--- BEGIN MATERIAL PROVIDED ---

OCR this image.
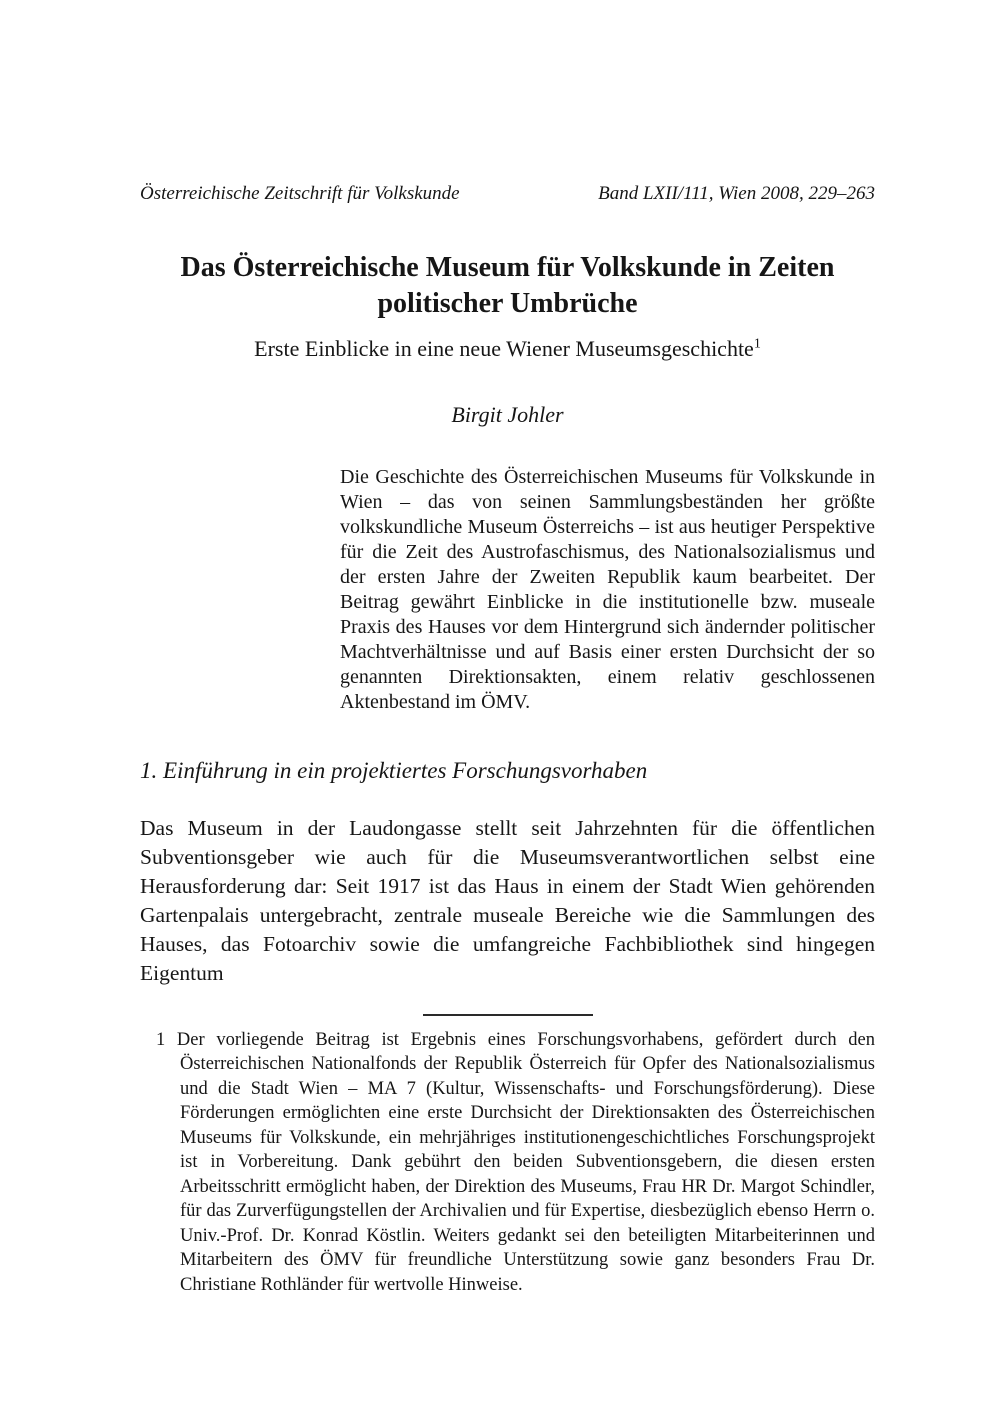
Österreichische Zeitschrift für Volkskunde	Band LXII/111, Wien 2008, 229–263
Das Österreichische Museum für Volkskunde in Zeiten politischer Umbrüche
Erste Einblicke in eine neue Wiener Museumsgeschichte$^1$
Birgit Johler

Die Geschichte des Österreichischen Museums für Volkskunde in Wien – das von seinen Sammlungsbeständen her größte volkskundliche Museum Österreichs – ist aus heutiger Perspektive für die Zeit des Austrofaschismus, des Nationalsozialismus und der ersten Jahre der Zweiten Republik kaum bearbeitet. Der Beitrag gewährt Einblicke in die institutionelle bzw. museale Praxis des Hauses vor dem Hintergrund sich ändernder politischer Machtverhältnisse und auf Basis einer ersten Durchsicht der so genannten Direktionsakten, einem relativ geschlossenen Aktenbestand im ÖMV.

1. Einführung in ein projektiertes Forschungsvorhaben

Das Museum in der Laudongasse stellt seit Jahrzehnten für die öffentlichen Subventionsgeber wie auch für die Museumsverantwortlichen selbst eine Herausforderung dar: Seit 1917 ist das Haus in einem der Stadt Wien gehörenden Gartenpalais untergebracht, zentrale museale Bereiche wie die Sammlungen des Hauses, das Fotoarchiv sowie die umfangreiche Fachbibliothek sind hingegen Eigentum

1 Der vorliegende Beitrag ist Ergebnis eines Forschungsvorhabens, gefördert durch den Österreichischen Nationalfonds der Republik Österreich für Opfer des Nationalsozialismus und die Stadt Wien – MA 7 (Kultur, Wissenschafts- und Forschungsförderung). Diese Förderungen ermöglichten eine erste Durchsicht der Direktionsakten des Österreichischen Museums für Volkskunde, ein mehrjähriges institutionengeschichtliches Forschungsprojekt ist in Vorbereitung. Dank gebührt den beiden Subventionsgebern, die diesen ersten Arbeitsschritt ermöglicht haben, der Direktion des Museums, Frau HR Dr. Margot Schindler, für das Zurverfügungstellen der Archivalien und für Expertise, diesbezüglich ebenso Herrn o. Univ.-Prof. Dr. Konrad Köstlin. Weiters gedankt sei den beteiligten Mitarbeiterinnen und Mitarbeitern des ÖMV für freundliche Unterstützung sowie ganz besonders Frau Dr. Christiane Rothländer für wertvolle Hinweise.
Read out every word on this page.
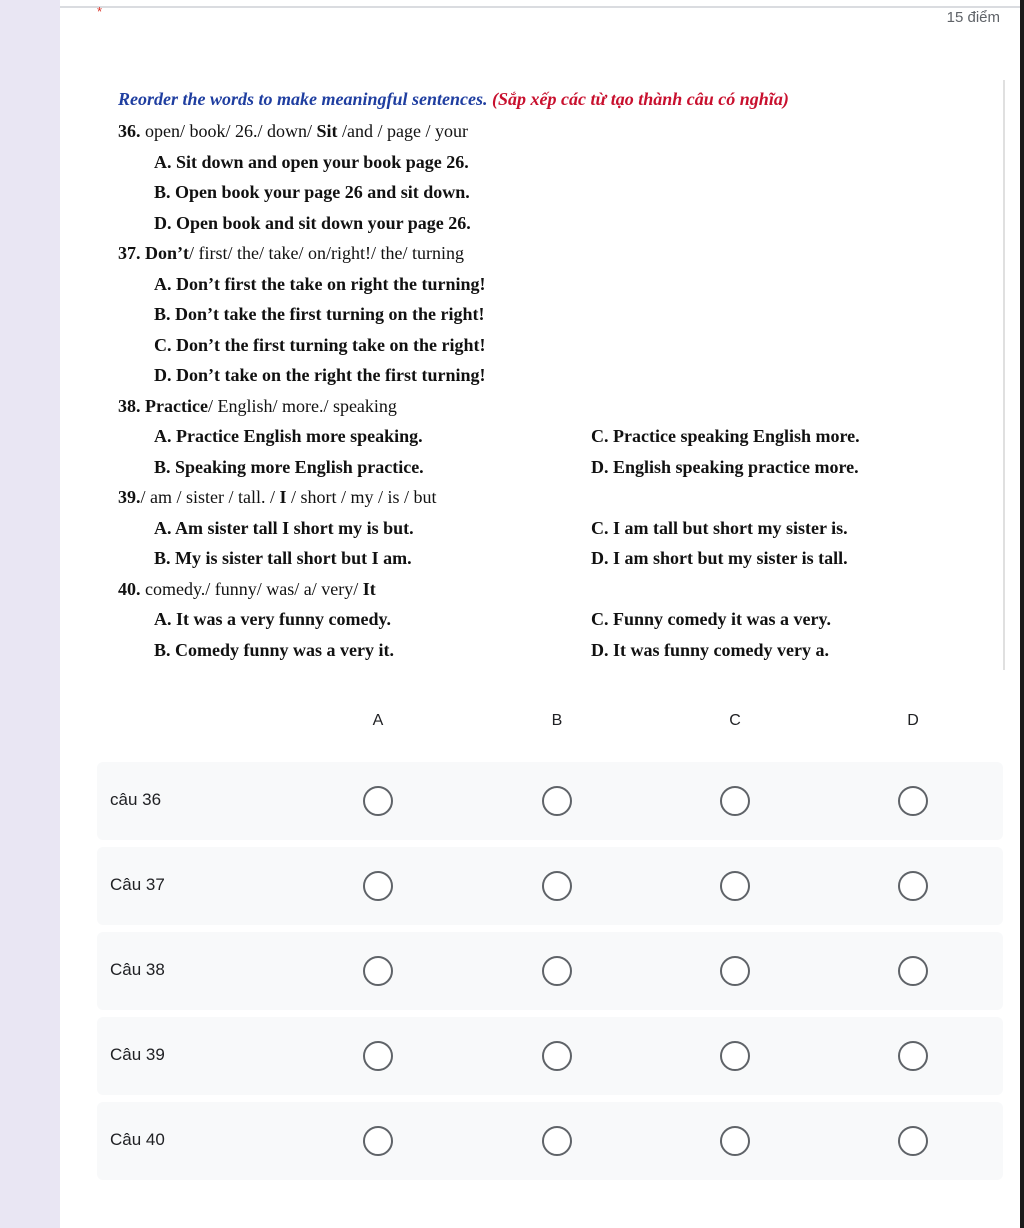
*	15 điểm
Reorder the words to make meaningful sentences. (Sắp xếp các từ tạo thành câu có nghĩa)
36. open/ book/ 26./ down/ Sit /and / page / your
A. Sit down and open your book page 26.
B. Open book your page 26 and sit down.
D. Open book and sit down your page 26.
37. Don’t/ first/ the/ take/ on/right!/ the/ turning
A. Don’t first the take on right the turning!
B. Don’t take the first turning on the right!
C. Don’t the first turning take on the right!
D. Don’t take on the right the first turning!
38. Practice/ English/ more./ speaking
A. Practice English more speaking.	C. Practice speaking English more.
B. Speaking more English practice.	D. English speaking practice more.
39./ am / sister / tall. / I / short / my / is / but
A. Am sister tall I short my is but.	C. I am tall but short my sister is.
B. My is sister tall short but I am.	D. I am short but my sister is tall.
40. comedy./ funny/ was/ a/ very/ It
A. It was a very funny comedy.	C. Funny comedy it was a very.
B. Comedy funny was a very it.	D. It was funny comedy very a.
A	B	C	D
câu 36
Câu 37
Câu 38
Câu 39
Câu 40
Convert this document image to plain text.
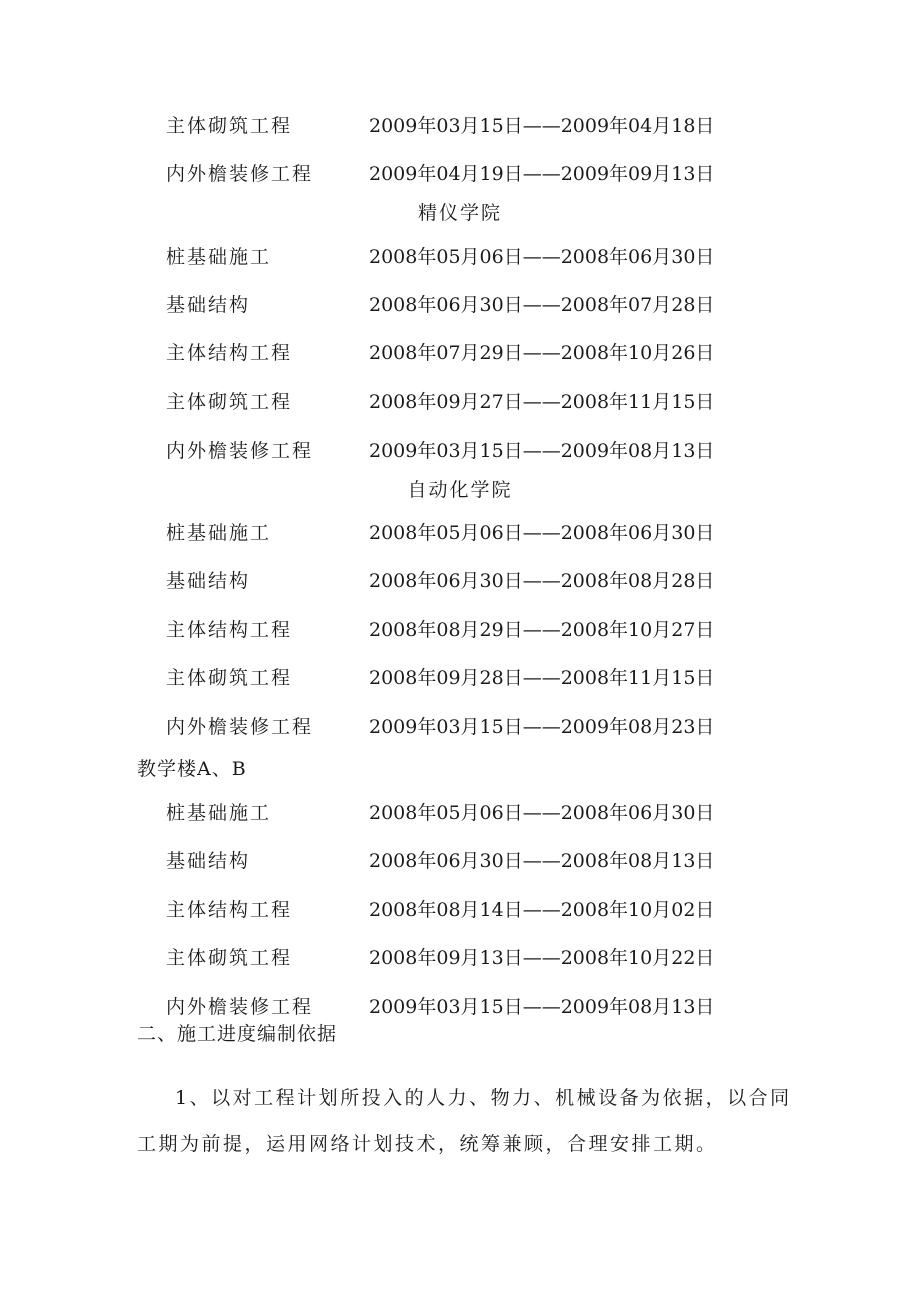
主体砌筑工程	2009年03月15日——2009年04月18日
内外檐装修工程	2009年04月19日——2009年09月13日
精仪学院
桩基础施工	2008年05月06日——2008年06月30日
基础结构	2008年06月30日——2008年07月28日
主体结构工程	2008年07月29日——2008年10月26日
主体砌筑工程	2008年09月27日——2008年11月15日
内外檐装修工程	2009年03月15日——2009年08月13日
自动化学院
桩基础施工	2008年05月06日——2008年06月30日
基础结构	2008年06月30日——2008年08月28日
主体结构工程	2008年08月29日——2008年10月27日
主体砌筑工程	2008年09月28日——2008年11月15日
内外檐装修工程	2009年03月15日——2009年08月23日
教学楼A、B
桩基础施工	2008年05月06日——2008年06月30日
基础结构	2008年06月30日——2008年08月13日
主体结构工程	2008年08月14日——2008年10月02日
主体砌筑工程	2008年09月13日——2008年10月22日
内外檐装修工程	2009年03月15日——2009年08月13日
二、施工进度编制依据
1、以对工程计划所投入的人力、物力、机械设备为依据，以合同工期为前提，运用网络计划技术，统筹兼顾，合理安排工期。
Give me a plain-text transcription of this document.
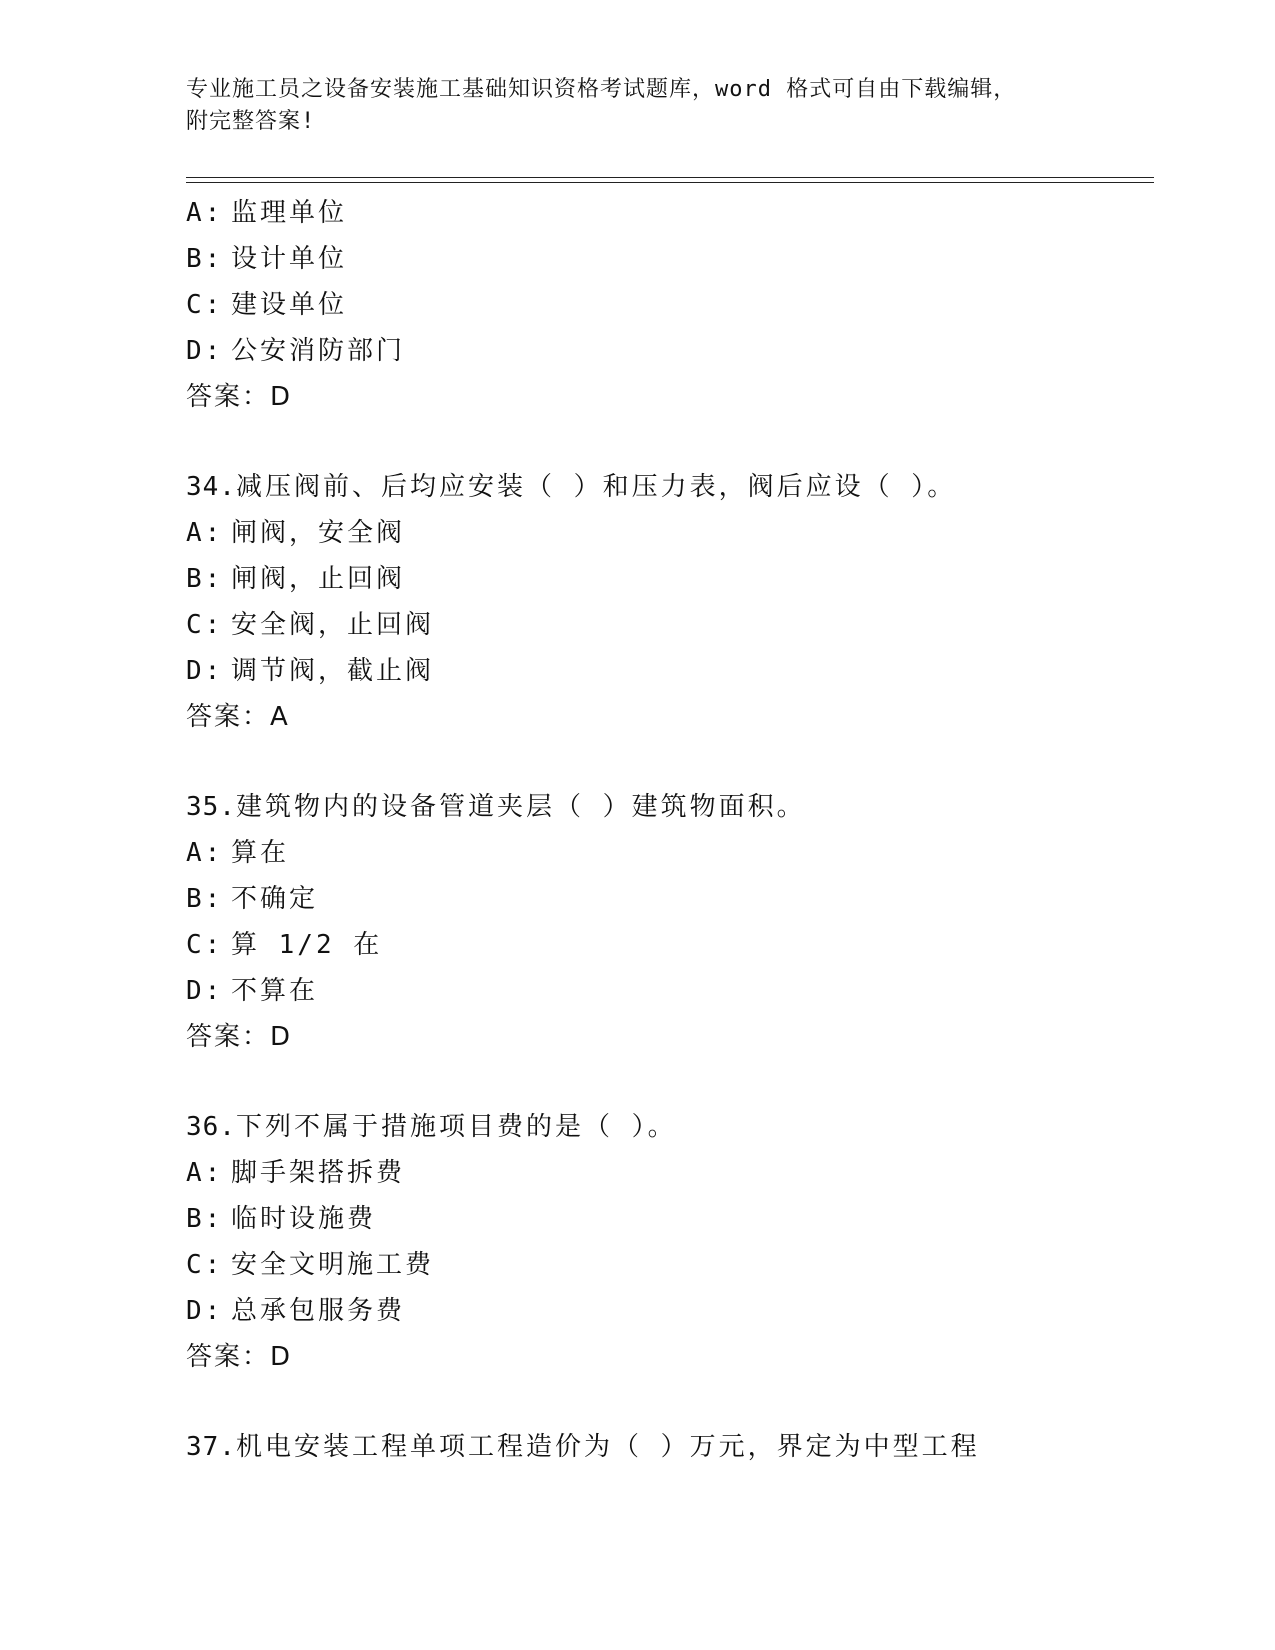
专业施工员之设备安装施工基础知识资格考试题库，word 格式可自由下载编辑，
附完整答案!
A: 监理单位
B: 设计单位
C: 建设单位
D: 公安消防部门
答案：D
34.减压阀前、后均应安装（ ）和压力表，阀后应设（ ）。
A: 闸阀，安全阀
B: 闸阀，止回阀
C: 安全阀，止回阀
D: 调节阀，截止阀
答案：A
35.建筑物内的设备管道夹层（ ）建筑物面积。
A: 算在
B: 不确定
C: 算 1/2 在
D: 不算在
答案：D
36.下列不属于措施项目费的是（ ）。
A: 脚手架搭拆费
B: 临时设施费
C: 安全文明施工费
D: 总承包服务费
答案：D
37.机电安装工程单项工程造价为（ ）万元，界定为中型工程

--- END MATERIAL PROVIDED ---

> [WRITTEN EXERCISE] Retype every record above exactly as written, but leave out the pictures.

> [OUTPUT FOR THIS TASK]
OCR this image.
Österreichische Zeitschrift für Volkskunde	Band LXII/111, Wien 2008, 229–263
Das Österreichische Museum für Volkskunde in Zeiten politischer Umbrüche
Erste Einblicke in eine neue Wiener Museumsgeschichte$^1$
Birgit Johler

Die Geschichte des Österreichischen Museums für Volkskunde in Wien – das von seinen Sammlungsbeständen her größte volkskundliche Museum Österreichs – ist aus heutiger Perspektive für die Zeit des Austrofaschismus, des Nationalsozialismus und der ersten Jahre der Zweiten Republik kaum bearbeitet. Der Beitrag gewährt Einblicke in die institutionelle bzw. museale Praxis des Hauses vor dem Hintergrund sich ändernder politischer Machtverhältnisse und auf Basis einer ersten Durchsicht der so genannten Direktionsakten, einem relativ geschlossenen Aktenbestand im ÖMV.

1. Einführung in ein projektiertes Forschungsvorhaben

Das Museum in der Laudongasse stellt seit Jahrzehnten für die öffentlichen Subventionsgeber wie auch für die Museumsverantwortlichen selbst eine Herausforderung dar: Seit 1917 ist das Haus in einem der Stadt Wien gehörenden Gartenpalais untergebracht, zentrale museale Bereiche wie die Sammlungen des Hauses, das Fotoarchiv sowie die umfangreiche Fachbibliothek sind hingegen Eigentum

1 Der vorliegende Beitrag ist Ergebnis eines Forschungsvorhabens, gefördert durch den Österreichischen Nationalfonds der Republik Österreich für Opfer des Nationalsozialismus und die Stadt Wien – MA 7 (Kultur, Wissenschafts- und Forschungsförderung). Diese Förderungen ermöglichten eine erste Durchsicht der Direktionsakten des Österreichischen Museums für Volkskunde, ein mehrjähriges institutionengeschichtliches Forschungsprojekt ist in Vorbereitung. Dank gebührt den beiden Subventionsgebern, die diesen ersten Arbeitsschritt ermöglicht haben, der Direktion des Museums, Frau HR Dr. Margot Schindler, für das Zurverfügungstellen der Archivalien und für Expertise, diesbezüglich ebenso Herrn o. Univ.-Prof. Dr. Konrad Köstlin. Weiters gedankt sei den beteiligten Mitarbeiterinnen und Mitarbeitern des ÖMV für freundliche Unterstützung sowie ganz besonders Frau Dr. Christiane Rothländer für wertvolle Hinweise.
Read out every word on this page.
*	15 điểm
Reorder the words to make meaningful sentences. (Sắp xếp các từ tạo thành câu có nghĩa)
36. open/ book/ 26./ down/ Sit /and / page / your
A. Sit down and open your book page 26.
B. Open book your page 26 and sit down.
D. Open book and sit down your page 26.
37. Don’t/ first/ the/ take/ on/right!/ the/ turning
A. Don’t first the take on right the turning!
B. Don’t take the first turning on the right!
C. Don’t the first turning take on the right!
D. Don’t take on the right the first turning!
38. Practice/ English/ more./ speaking
A. Practice English more speaking.	C. Practice speaking English more.
B. Speaking more English practice.	D. English speaking practice more.
39./ am / sister / tall. / I / short / my / is / but
A. Am sister tall I short my is but.	C. I am tall but short my sister is.
B. My is sister tall short but I am.	D. I am short but my sister is tall.
40. comedy./ funny/ was/ a/ very/ It
A. It was a very funny comedy.	C. Funny comedy it was a very.
B. Comedy funny was a very it.	D. It was funny comedy very a.
A	B	C	D
câu 36
Câu 37
Câu 38
Câu 39
Câu 40
Convert this document image to plain text.
主体砌筑工程	2009年03月15日——2009年04月18日
内外檐装修工程	2009年04月19日——2009年09月13日
精仪学院
桩基础施工	2008年05月06日——2008年06月30日
基础结构	2008年06月30日——2008年07月28日
主体结构工程	2008年07月29日——2008年10月26日
主体砌筑工程	2008年09月27日——2008年11月15日
内外檐装修工程	2009年03月15日——2009年08月13日
自动化学院
桩基础施工	2008年05月06日——2008年06月30日
基础结构	2008年06月30日——2008年08月28日
主体结构工程	2008年08月29日——2008年10月27日
主体砌筑工程	2008年09月28日——2008年11月15日
内外檐装修工程	2009年03月15日——2009年08月23日
教学楼A、B
桩基础施工	2008年05月06日——2008年06月30日
基础结构	2008年06月30日——2008年08月13日
主体结构工程	2008年08月14日——2008年10月02日
主体砌筑工程	2008年09月13日——2008年10月22日
内外檐装修工程	2009年03月15日——2009年08月13日
二、施工进度编制依据
1、以对工程计划所投入的人力、物力、机械设备为依据，以合同工期为前提，运用网络计划技术，统筹兼顾，合理安排工期。
Give me a plain-text transcription of this document.
专业施工员之设备安装施工基础知识资格考试题库，word 格式可自由下载编辑，
附完整答案!
A: 监理单位
B: 设计单位
C: 建设单位
D: 公安消防部门
答案：D
34.减压阀前、后均应安装（ ）和压力表，阀后应设（ ）。
A: 闸阀，安全阀
B: 闸阀，止回阀
C: 安全阀，止回阀
D: 调节阀，截止阀
答案：A
35.建筑物内的设备管道夹层（ ）建筑物面积。
A: 算在
B: 不确定
C: 算 1/2 在
D: 不算在
答案：D
36.下列不属于措施项目费的是（ ）。
A: 脚手架搭拆费
B: 临时设施费
C: 安全文明施工费
D: 总承包服务费
答案：D
37.机电安装工程单项工程造价为（ ）万元，界定为中型工程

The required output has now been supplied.